═══ Data for the task

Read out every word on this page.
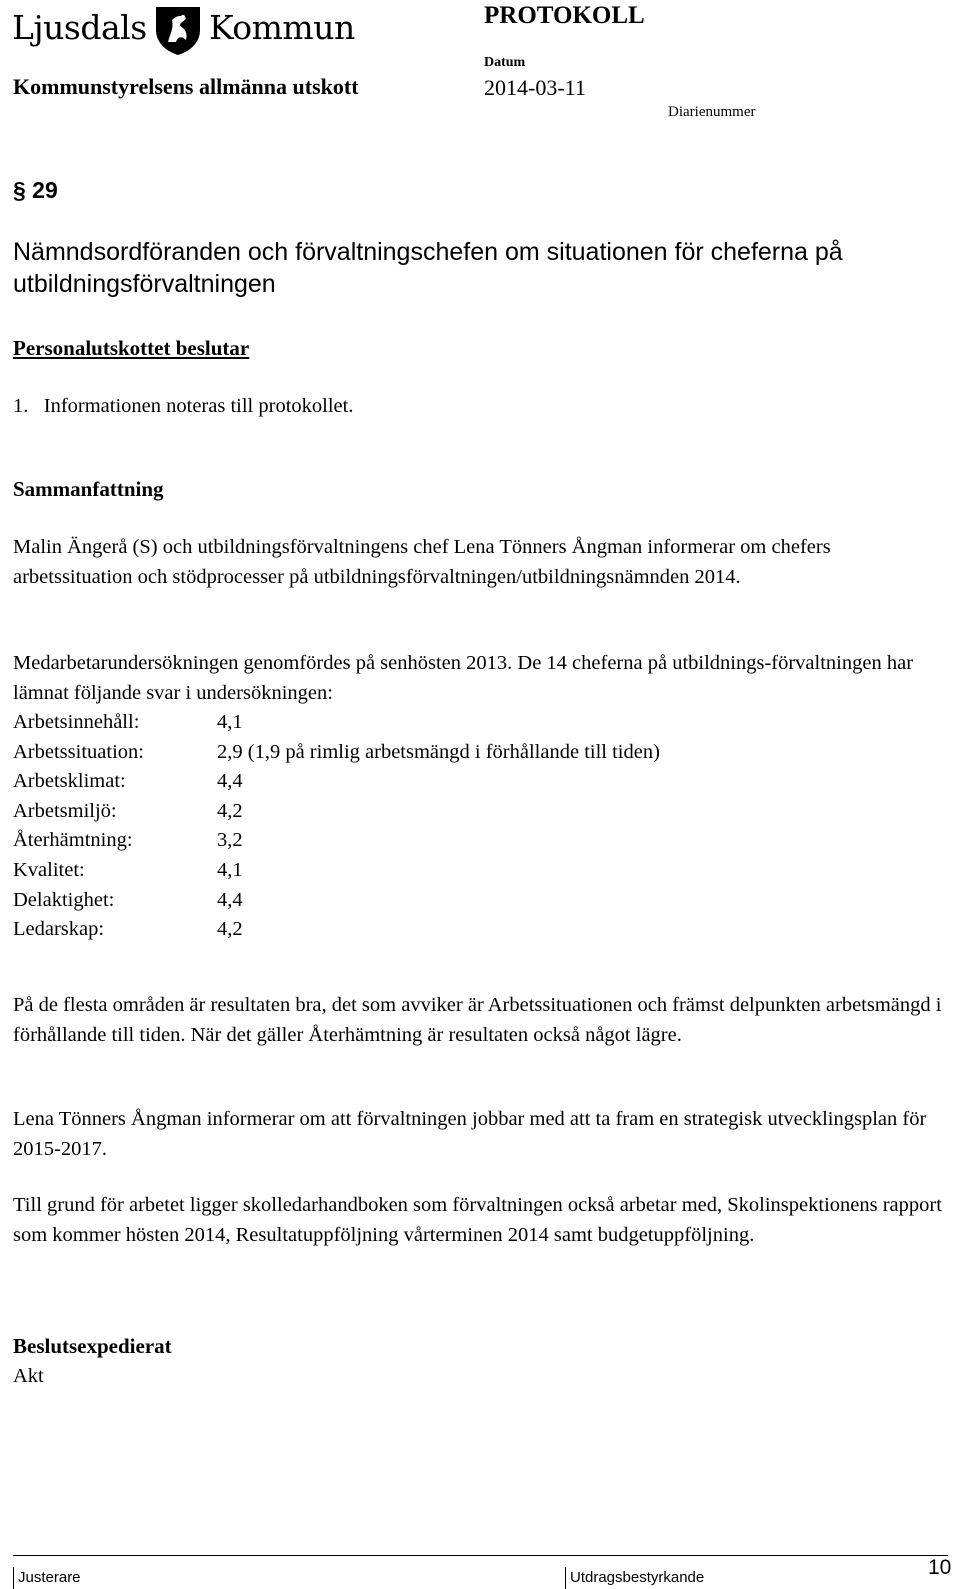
Ljusdals Kommun	PROTOKOLL
Datum
Kommunstyrelsens allmänna utskott	2014-03-11
Diarienummer
§ 29
Nämndsordföranden och förvaltningschefen om situationen för cheferna på utbildningsförvaltningen
Personalutskottet beslutar
1.   Informationen noteras till protokollet.
Sammanfattning
Malin Ängerå (S) och utbildningsförvaltningens chef Lena Tönners Ångman informerar om chefers arbetssituation och stödprocesser på utbildningsförvaltningen/utbildningsnämnden 2014.
Medarbetarundersökningen genomfördes på senhösten 2013. De 14 cheferna på utbildnings-förvaltningen har lämnat följande svar i undersökningen:
Arbetsinnehåll:	4,1
Arbetssituation:	2,9 (1,9 på rimlig arbetsmängd i förhållande till tiden)
Arbetsklimat:	4,4
Arbetsmiljö:	4,2
Återhämtning:	3,2
Kvalitet:	4,1
Delaktighet:	4,4
Ledarskap:	4,2
På de flesta områden är resultaten bra, det som avviker är Arbetssituationen och främst delpunkten arbetsmängd i förhållande till tiden. När det gäller Återhämtning är resultaten också något lägre.
Lena Tönners Ångman informerar om att förvaltningen jobbar med att ta fram en strategisk utvecklingsplan för 2015-2017.
Till grund för arbetet ligger skolledarhandboken som förvaltningen också arbetar med, Skolinspektionens rapport som kommer hösten 2014, Resultatuppföljning vårterminen 2014 samt budgetuppföljning.
Beslutsexpedierat
Akt
Justerare	Utdragsbestyrkande	10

══════

• **What is being asked**: Down to the last line, set down the data above exactly, and omit all images.

• **Answer box**:
Read out every word on this page.
Ljusdals Kommun	PROTOKOLL
Datum
Kommunstyrelsens allmänna utskott	2014-03-11
Diarienummer
§ 29
Nämndsordföranden och förvaltningschefen om situationen för cheferna på utbildningsförvaltningen
Personalutskottet beslutar
1.   Informationen noteras till protokollet.
Sammanfattning
Malin Ängerå (S) och utbildningsförvaltningens chef Lena Tönners Ångman informerar om chefers arbetssituation och stödprocesser på utbildningsförvaltningen/utbildningsnämnden 2014.
Medarbetarundersökningen genomfördes på senhösten 2013. De 14 cheferna på utbildnings-förvaltningen har lämnat följande svar i undersökningen:
Arbetsinnehåll:	4,1
Arbetssituation:	2,9 (1,9 på rimlig arbetsmängd i förhållande till tiden)
Arbetsklimat:	4,4
Arbetsmiljö:	4,2
Återhämtning:	3,2
Kvalitet:	4,1
Delaktighet:	4,4
Ledarskap:	4,2
På de flesta områden är resultaten bra, det som avviker är Arbetssituationen och främst delpunkten arbetsmängd i förhållande till tiden. När det gäller Återhämtning är resultaten också något lägre.
Lena Tönners Ångman informerar om att förvaltningen jobbar med att ta fram en strategisk utvecklingsplan för 2015-2017.
Till grund för arbetet ligger skolledarhandboken som förvaltningen också arbetar med, Skolinspektionens rapport som kommer hösten 2014, Resultatuppföljning vårterminen 2014 samt budgetuppföljning.
Beslutsexpedierat
Akt
Justerare	Utdragsbestyrkande	10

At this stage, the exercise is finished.